▶ **EXERCISE TASK**
Scan the following material for the string "Italy" and copy each line in which it appears.

-- start RECORDS TO PROCESS --

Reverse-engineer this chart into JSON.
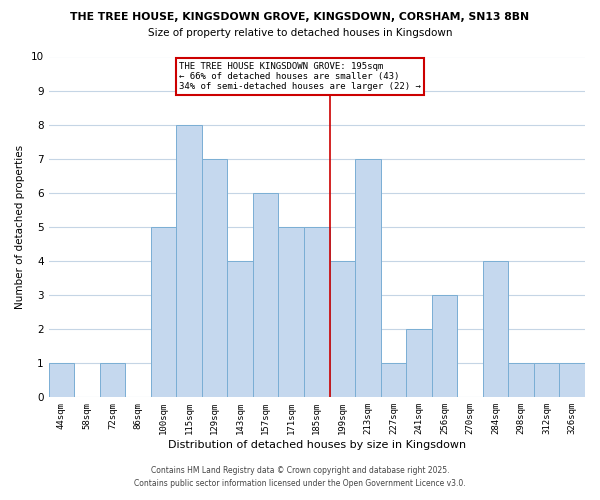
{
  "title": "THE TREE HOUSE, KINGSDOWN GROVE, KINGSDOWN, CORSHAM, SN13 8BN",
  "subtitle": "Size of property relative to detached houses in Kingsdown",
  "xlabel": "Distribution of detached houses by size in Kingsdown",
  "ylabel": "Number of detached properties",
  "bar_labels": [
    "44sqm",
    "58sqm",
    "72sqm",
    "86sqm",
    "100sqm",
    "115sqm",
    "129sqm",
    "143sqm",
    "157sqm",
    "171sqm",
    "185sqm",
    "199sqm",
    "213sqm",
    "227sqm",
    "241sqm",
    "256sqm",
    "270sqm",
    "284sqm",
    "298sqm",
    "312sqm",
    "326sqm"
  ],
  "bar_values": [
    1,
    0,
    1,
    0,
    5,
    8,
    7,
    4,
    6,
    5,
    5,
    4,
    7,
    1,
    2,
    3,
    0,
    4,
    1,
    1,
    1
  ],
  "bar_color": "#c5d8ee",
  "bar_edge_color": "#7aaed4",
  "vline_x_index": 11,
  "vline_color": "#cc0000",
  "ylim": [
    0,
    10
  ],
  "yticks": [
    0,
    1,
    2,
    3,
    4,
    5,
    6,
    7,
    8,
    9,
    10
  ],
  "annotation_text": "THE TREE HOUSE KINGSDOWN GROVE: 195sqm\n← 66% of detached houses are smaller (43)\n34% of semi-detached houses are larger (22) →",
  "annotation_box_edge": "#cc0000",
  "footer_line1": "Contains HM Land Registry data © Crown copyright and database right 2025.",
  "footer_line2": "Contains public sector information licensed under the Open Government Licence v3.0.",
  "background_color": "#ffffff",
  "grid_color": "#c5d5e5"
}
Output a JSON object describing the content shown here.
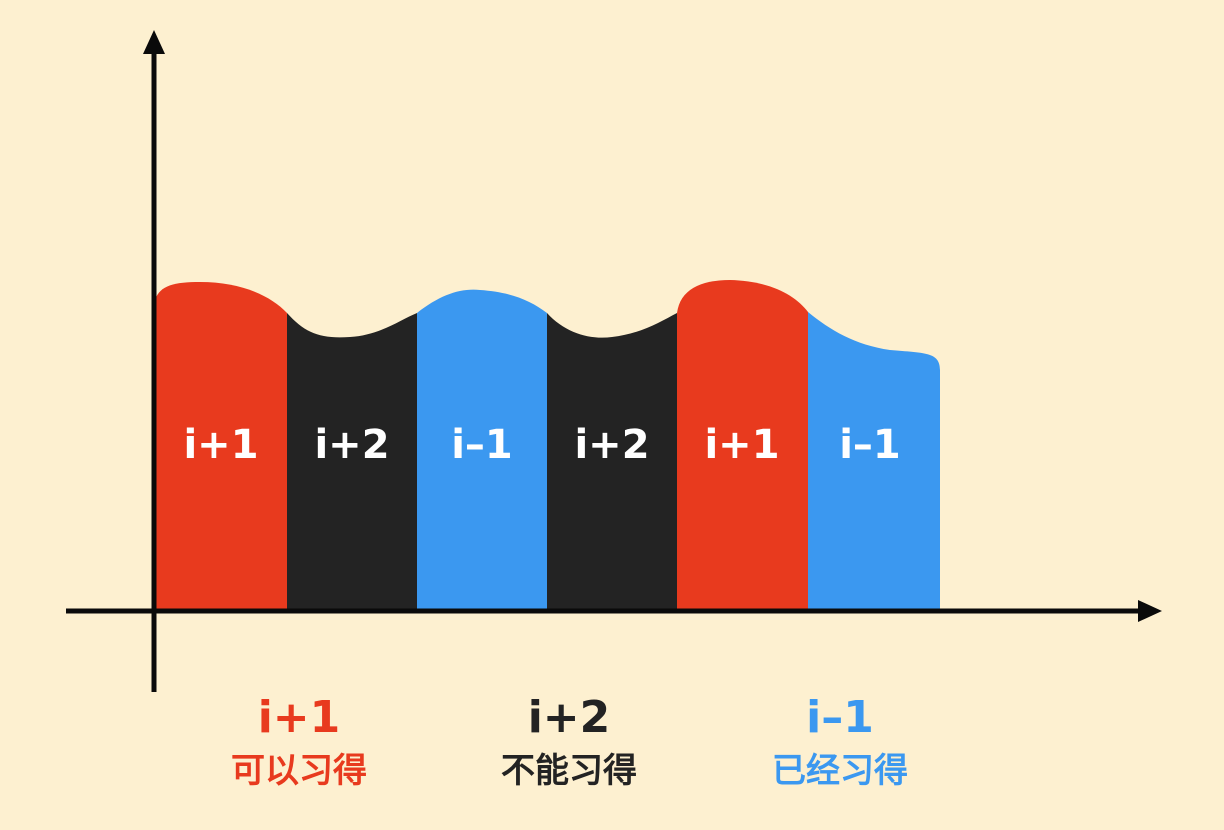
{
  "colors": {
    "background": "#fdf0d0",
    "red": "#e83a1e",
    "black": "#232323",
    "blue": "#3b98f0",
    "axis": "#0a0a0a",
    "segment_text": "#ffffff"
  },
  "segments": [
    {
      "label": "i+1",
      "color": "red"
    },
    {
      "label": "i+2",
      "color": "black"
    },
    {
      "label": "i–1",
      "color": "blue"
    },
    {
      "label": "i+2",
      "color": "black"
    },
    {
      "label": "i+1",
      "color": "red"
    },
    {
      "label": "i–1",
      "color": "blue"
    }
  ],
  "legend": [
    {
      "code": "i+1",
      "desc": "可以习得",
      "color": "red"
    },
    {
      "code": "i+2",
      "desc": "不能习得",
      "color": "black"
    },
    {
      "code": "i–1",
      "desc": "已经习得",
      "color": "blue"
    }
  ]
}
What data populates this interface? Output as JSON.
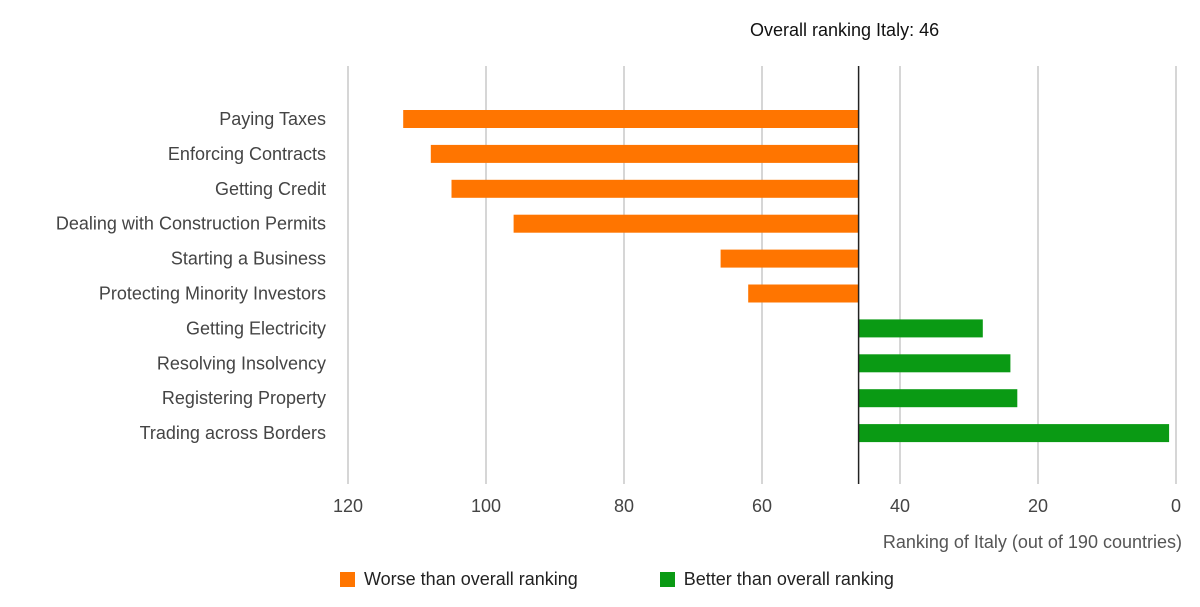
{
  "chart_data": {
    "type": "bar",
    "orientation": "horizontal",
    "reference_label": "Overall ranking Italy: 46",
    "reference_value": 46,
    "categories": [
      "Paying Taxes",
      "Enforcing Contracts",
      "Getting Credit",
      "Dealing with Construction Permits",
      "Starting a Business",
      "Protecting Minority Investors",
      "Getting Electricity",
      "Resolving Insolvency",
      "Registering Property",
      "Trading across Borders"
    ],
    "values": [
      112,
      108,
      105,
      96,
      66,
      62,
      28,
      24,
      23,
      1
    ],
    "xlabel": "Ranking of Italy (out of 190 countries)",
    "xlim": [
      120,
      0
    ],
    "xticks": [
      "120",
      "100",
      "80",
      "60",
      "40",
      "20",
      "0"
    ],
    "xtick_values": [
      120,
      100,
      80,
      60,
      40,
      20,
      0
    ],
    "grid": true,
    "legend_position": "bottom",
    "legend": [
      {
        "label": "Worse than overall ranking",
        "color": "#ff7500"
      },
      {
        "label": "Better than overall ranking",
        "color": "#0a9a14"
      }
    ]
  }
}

-- end RECORDS TO PROCESS --

▶ **FULL SOLUTION**
    "reference_label": "Overall ranking Italy: 46",
    "xlabel": "Ranking of Italy (out of 190 countries)",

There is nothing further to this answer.